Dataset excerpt
· · ·
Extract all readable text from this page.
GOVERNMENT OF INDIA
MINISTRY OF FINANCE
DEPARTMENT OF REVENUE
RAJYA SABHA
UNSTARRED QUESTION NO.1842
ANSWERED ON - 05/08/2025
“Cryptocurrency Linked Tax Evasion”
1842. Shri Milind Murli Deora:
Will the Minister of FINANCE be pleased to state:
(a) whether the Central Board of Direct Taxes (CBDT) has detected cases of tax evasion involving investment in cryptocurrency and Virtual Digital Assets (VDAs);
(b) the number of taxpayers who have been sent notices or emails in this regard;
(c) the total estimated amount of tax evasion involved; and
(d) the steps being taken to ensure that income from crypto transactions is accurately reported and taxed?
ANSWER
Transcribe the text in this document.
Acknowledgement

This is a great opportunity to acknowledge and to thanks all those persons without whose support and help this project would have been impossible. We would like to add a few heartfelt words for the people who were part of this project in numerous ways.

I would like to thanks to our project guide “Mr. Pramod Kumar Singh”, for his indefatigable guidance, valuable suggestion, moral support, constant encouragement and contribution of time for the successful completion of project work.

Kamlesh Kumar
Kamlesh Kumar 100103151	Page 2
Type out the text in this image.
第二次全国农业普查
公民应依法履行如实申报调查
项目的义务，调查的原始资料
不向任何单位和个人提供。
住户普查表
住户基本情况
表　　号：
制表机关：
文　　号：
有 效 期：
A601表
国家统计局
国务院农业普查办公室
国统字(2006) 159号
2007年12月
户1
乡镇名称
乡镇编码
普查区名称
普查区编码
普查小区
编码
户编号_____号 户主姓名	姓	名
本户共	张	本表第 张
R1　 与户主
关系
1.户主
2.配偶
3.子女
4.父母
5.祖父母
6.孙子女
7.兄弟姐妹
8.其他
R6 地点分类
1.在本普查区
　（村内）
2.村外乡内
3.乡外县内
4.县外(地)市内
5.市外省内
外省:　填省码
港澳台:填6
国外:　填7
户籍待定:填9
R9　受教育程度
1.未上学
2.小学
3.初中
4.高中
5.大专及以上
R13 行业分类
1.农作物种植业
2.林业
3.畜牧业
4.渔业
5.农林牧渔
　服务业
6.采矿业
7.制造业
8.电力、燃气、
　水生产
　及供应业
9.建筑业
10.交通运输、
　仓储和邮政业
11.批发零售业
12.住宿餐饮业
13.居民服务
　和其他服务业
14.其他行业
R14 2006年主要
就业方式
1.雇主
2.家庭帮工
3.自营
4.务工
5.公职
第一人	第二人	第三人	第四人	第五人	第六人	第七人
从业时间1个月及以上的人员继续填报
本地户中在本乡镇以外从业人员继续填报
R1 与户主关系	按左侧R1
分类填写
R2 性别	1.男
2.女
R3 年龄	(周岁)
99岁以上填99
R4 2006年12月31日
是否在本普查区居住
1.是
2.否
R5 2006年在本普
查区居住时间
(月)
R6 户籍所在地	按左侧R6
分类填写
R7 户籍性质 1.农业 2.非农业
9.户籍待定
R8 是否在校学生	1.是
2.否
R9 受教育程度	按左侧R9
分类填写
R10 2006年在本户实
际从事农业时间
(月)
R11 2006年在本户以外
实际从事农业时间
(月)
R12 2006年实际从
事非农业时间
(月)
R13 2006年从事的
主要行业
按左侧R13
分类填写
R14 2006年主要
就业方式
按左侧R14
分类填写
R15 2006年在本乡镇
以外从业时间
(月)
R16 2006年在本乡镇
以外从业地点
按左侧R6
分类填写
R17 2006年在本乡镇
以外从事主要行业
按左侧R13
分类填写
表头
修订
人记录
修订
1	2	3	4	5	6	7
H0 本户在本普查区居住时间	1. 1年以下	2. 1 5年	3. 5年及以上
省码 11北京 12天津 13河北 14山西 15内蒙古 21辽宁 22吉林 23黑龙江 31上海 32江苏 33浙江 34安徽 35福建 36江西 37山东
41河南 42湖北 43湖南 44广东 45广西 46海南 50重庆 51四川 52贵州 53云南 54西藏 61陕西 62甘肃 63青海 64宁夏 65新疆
· · ·
§ EXERCISE REQUIREMENTS:
Scan the data above and copy every line with "would" in it.

§ SOLUTION BELOW:
This is a great opportunity to acknowledge and to thanks all those persons without whose support and help this project would have been impossible. We would like to add a few heartfelt words for the people who were part of this project in numerous ways.
I would like to thanks to our project guide “Mr. Pramod Kumar Singh”, for his indefatigable guidance, valuable suggestion, moral support, constant encouragement and contribution of time for the successful completion of project work.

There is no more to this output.